- _TAREFAS_
**1)** Liste todas as siglas de instituições ou fundos mencionadas no relato sobre a visita da delegação sul-coreana à FINEP.
**2)** Dê continuidade ao relato sobre a visita da delegação sul-coreana à FINEP a partir da última frase apresentada.

- _TRECHO DE ORIGEM_
Por Roberto
Amaral
O professor Wanderley de Souza, um dos mais notáveis
cientistas brasileiros em atividade, contou-me, faz anos, episódio ocorrido no
início dos anos 70, na FINEP, a mais
importante financiadora brasileira de pesquisa e inovação tecnológica.
Estávamos, naquele então, no auge do
‘milagre brasileiro’, quando a
agência foi visitada por uma delegação
de políticos, empresários e funcionários da Coreia do Sul, interessados em
conhecer o ‘esplendoroso desenvolvimento industrial brasileiro’, para,
eventualmente, aplicá-lo em seu país. Recebeu-os o presidente José Pelúcio, exemplar homem público, a quem
muito devemos, inclusive a criação do FUNTEC e do FNDCT. Ao cabo de sua
exposição, centrada no sucesso da indústria automobilística brasileira, o
coordenador da delegação visitante observou algo assim:
"Parece que o senhor não nos entendeu; não estamos
interessados em atrair montadoras estrangeiras, mas em criar nossa própria indústria automobilística."

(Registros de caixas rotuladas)
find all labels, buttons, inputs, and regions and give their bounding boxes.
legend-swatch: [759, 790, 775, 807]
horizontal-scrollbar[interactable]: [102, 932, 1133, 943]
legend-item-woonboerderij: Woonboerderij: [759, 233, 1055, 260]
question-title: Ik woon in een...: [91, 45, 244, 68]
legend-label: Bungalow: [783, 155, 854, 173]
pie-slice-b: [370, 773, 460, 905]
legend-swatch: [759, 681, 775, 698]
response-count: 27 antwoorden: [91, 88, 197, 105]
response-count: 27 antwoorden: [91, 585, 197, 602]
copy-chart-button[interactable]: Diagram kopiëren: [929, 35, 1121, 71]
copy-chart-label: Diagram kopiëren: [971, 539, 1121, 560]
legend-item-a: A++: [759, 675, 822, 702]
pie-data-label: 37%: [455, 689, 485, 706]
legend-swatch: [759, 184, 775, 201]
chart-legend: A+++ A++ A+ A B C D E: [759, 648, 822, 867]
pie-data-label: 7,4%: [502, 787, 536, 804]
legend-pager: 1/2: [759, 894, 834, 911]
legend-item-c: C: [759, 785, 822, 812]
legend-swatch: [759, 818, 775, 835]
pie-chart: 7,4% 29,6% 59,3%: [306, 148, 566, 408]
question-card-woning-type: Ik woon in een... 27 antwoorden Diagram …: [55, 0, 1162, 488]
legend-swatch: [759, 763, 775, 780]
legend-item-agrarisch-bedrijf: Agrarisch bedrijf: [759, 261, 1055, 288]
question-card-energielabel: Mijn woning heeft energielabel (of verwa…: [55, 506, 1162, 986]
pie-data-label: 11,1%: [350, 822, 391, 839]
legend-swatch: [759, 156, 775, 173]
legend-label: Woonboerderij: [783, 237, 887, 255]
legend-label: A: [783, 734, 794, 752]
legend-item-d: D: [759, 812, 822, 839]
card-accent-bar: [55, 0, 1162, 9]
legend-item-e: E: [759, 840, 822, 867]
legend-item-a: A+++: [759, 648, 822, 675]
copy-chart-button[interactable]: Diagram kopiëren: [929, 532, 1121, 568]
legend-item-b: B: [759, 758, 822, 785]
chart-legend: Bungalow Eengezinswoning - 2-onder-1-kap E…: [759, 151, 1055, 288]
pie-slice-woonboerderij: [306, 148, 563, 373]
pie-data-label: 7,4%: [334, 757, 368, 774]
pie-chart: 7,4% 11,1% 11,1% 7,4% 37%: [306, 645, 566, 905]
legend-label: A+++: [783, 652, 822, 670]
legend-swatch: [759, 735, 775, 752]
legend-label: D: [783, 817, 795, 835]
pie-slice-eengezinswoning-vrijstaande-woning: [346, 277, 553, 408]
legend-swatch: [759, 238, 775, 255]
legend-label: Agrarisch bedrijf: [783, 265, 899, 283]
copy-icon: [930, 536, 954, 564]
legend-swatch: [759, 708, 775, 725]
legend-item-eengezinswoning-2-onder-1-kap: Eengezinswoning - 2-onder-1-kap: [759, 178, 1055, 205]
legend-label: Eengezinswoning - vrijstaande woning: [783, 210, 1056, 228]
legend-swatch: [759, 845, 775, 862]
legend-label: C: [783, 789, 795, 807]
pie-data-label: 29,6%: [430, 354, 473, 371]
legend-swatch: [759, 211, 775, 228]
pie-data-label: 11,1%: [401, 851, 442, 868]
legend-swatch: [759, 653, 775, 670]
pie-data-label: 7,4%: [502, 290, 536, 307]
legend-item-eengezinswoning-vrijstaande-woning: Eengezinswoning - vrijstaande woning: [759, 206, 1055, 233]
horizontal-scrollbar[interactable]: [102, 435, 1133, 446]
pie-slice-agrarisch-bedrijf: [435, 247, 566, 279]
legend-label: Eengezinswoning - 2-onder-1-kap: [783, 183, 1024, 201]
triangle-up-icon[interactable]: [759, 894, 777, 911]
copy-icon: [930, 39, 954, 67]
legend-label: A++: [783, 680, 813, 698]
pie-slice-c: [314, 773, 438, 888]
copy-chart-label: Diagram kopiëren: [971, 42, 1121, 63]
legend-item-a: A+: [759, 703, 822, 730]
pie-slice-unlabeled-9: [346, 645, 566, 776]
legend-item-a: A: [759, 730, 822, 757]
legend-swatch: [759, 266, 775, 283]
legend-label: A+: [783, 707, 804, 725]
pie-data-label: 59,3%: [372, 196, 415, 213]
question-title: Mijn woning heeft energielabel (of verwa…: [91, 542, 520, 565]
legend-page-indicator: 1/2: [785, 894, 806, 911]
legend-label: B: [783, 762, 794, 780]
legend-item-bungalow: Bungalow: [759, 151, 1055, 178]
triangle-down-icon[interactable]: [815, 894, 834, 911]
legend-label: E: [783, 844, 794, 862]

- _RESPOSTAS POR TAREFA_
**1)** FINEP, FUNTEC, FNDCT

**2)**
Naqueles anos 70 o Brasil produzia mais automóveis do
que toda a Ásia, menos o Japão. Hoje, todos os asiáticos têm suas próprias
marcas, e as exportam para o Brasil, a começar pela Coreia. Mas não é só. Os
coreanos estão instalando no Brasil suas próprias montadoras! A Hyundai é uma
delas. O mesmo está ocorrendo com a China que antes importava o Santana,
calhambeque da VW montado aqui. Nos anos 80, a produtividade média da economia
brasileira era igual à coreana. Hoje, a da
asiática é três vezes maior do que a nossa. Entre os oito líderes do setor
automotriz se encontram Brasil e México, ambos em franca expansão. Mas são
esses países, dentre aqueles oito, os únicos que não têm marca própria. As
maquiladoras mexicanas (as peças fabricadas nos EUA atravessam a fronteira para
serem montadas pela mão de obra aviltada) importam 75% dos insumos que processa
(Esses dados estão em Gabriel Palma,
HTTP://.cartamaior.com.br/templetes/materiaMostrar.cfm?materia_id=19522
a quem igualmente devo a pergunta que utilizei como título deste artigo).
Assim, o México será, sempre, uma dependência colonial dos EUA.
Dir-se-á que nosso fracasso na indústria de
transformação é compensável pelo sucesso do agronegócio (a agricultura cresce
mais do que a maior parte dos setores da economia brasileira há mais de uma
década) catapultado pelas pesquisas da
EMBRAPA. Em termos. A produção e
comercialização de sementes, herbicidas,
fungicidas e mais isso e mais aquilo está nas mãos de multinacionais como a
Monsanto, a Bayer e a Syngenta. Fenômeno similar se repete com o pró-álcool: a
produção brasileira de etanol está crescentemente passando ao controle de
multinacionais.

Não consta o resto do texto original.